This quote, from the Museum of Everything exhibition, from a room that came in the course of a journey through the ‘interior life’ of humanity resonated with me. I posted the quote on instagram with the picture above, because it does ring true. This particular room stayed with me; it opened with a series of paintings of battle scenes from a man deemed too frail to go to war, fringed by self portrait photographs of a man holding a series of invented weapons depicting himself as a war hero; a man telling a story of war away from the frontlines, with himself as the hero. The exhibition’s curator, James Brett described the appeal of this room so sublimely; ‘fragile men depicting themselves as masters of the universe’ — and there is a universality of this posturing, especially now that we have a ‘material’ world, where we have no God, or gods, to master us. It’s true not just of the men featured in the room, or of a general human experience in the world where the ‘here and now’ is all we have, and ‘leaders’ like Trump and Kim Jong Un seem to play this out writ large… it rings true of Walsh himself, and his museum-as-megaphone, or ‘museum-as-weapon.’
Mona is a striking and at times confronting exploration of Walsh’s twin themes; the pursuit of the ‘good life’ in the face of death; good life with no hope of life beyond death. But there’s nothing new about his particular understanding of the good life… sex, death, and drinks at the bar at the end of the world — or the ‘Void bar’…
“We believe things like art history and the individual artist’s intention are interesting and important—but only alongside other voices and approaches that remind us that art, after all, is made and consumed by real, complex people—whose motives mostly are obscure, even to themselves.
That, and we want you to have fun. Settle in at the Void Bar. Have a drink.” — Mona Introduction
Sex. Drinking. Death.

* **Job**
In the piece on Mona, what phrase does the curator James Brett use to describe the appeal of the room? The items have no role in this work.

* **Dataset excerpts**
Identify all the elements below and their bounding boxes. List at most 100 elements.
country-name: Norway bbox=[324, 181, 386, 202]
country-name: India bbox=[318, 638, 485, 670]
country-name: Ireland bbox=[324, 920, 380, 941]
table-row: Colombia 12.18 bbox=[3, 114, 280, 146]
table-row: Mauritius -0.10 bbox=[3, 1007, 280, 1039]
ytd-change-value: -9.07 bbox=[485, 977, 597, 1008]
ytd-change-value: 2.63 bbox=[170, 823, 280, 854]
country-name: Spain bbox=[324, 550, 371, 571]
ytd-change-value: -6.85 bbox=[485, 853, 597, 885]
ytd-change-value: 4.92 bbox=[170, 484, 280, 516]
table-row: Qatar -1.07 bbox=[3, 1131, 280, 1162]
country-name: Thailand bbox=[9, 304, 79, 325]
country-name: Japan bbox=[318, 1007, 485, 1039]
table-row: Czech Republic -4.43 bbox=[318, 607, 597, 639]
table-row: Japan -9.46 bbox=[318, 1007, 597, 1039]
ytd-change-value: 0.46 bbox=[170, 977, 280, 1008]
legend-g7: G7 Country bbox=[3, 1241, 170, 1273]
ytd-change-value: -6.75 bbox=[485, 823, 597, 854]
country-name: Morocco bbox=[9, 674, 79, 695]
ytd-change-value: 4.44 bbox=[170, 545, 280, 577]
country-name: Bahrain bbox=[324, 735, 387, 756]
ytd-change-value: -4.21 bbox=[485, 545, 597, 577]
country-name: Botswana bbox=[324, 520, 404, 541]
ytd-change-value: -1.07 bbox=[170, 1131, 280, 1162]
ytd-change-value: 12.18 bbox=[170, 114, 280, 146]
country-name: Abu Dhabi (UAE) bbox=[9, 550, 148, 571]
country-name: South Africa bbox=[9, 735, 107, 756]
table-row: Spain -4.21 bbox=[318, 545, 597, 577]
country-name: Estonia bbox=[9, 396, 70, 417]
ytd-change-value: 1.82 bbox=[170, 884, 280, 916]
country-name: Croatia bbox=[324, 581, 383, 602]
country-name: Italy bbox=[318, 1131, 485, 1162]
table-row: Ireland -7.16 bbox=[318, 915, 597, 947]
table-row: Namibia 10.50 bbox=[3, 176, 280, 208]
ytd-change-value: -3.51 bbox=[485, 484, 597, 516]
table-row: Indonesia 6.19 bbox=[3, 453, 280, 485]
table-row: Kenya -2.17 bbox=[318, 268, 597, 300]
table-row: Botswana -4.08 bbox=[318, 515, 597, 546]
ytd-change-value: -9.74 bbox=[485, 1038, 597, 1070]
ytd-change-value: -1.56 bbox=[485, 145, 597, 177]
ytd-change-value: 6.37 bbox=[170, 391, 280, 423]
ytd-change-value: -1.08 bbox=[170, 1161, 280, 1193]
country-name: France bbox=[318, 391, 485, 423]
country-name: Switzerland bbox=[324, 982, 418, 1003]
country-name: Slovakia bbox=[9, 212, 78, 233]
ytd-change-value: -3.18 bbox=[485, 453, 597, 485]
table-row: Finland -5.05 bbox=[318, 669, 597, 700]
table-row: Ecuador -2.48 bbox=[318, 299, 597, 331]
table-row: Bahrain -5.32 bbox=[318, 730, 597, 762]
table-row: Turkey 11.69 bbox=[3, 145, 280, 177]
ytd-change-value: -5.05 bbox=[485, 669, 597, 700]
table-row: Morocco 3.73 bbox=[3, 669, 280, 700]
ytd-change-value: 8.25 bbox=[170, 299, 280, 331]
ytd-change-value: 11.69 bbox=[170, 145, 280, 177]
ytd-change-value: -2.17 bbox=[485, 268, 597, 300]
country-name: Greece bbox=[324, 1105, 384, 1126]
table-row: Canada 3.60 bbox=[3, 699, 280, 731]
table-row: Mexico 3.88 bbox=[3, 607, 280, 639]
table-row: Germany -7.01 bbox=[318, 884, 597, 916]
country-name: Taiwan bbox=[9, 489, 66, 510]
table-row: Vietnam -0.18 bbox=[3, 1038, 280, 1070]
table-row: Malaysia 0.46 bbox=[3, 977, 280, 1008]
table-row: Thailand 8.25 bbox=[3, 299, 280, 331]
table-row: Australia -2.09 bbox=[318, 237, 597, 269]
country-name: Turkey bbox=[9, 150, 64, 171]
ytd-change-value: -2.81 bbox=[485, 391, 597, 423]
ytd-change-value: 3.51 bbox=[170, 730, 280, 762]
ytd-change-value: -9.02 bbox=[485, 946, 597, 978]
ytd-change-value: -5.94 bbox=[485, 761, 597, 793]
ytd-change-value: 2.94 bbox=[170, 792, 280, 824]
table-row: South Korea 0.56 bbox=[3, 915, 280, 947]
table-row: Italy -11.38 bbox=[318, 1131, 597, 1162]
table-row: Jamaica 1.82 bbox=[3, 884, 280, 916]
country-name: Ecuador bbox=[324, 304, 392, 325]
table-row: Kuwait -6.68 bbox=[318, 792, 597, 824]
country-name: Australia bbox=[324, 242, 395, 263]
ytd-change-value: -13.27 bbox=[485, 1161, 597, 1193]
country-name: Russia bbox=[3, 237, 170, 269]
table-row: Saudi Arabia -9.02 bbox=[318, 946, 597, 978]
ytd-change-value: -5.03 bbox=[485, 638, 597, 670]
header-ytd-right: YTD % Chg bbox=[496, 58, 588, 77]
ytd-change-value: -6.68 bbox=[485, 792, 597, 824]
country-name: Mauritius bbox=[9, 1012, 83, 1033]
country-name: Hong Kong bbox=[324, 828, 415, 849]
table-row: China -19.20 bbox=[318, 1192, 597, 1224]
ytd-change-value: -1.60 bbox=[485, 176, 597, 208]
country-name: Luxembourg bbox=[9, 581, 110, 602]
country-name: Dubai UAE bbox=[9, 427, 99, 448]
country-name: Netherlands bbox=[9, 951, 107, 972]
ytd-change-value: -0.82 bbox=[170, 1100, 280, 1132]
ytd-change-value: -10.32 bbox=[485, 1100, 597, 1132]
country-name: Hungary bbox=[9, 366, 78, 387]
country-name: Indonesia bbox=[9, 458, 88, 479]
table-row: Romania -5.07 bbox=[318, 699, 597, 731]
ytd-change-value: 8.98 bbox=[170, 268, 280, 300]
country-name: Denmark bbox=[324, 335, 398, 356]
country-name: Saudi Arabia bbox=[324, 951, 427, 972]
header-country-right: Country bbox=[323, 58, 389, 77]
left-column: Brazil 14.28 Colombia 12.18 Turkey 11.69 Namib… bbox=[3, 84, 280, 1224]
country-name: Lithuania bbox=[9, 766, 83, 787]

* **Result of this exercise**
He describes it as "fragile men depicting themselves as masters of the universe."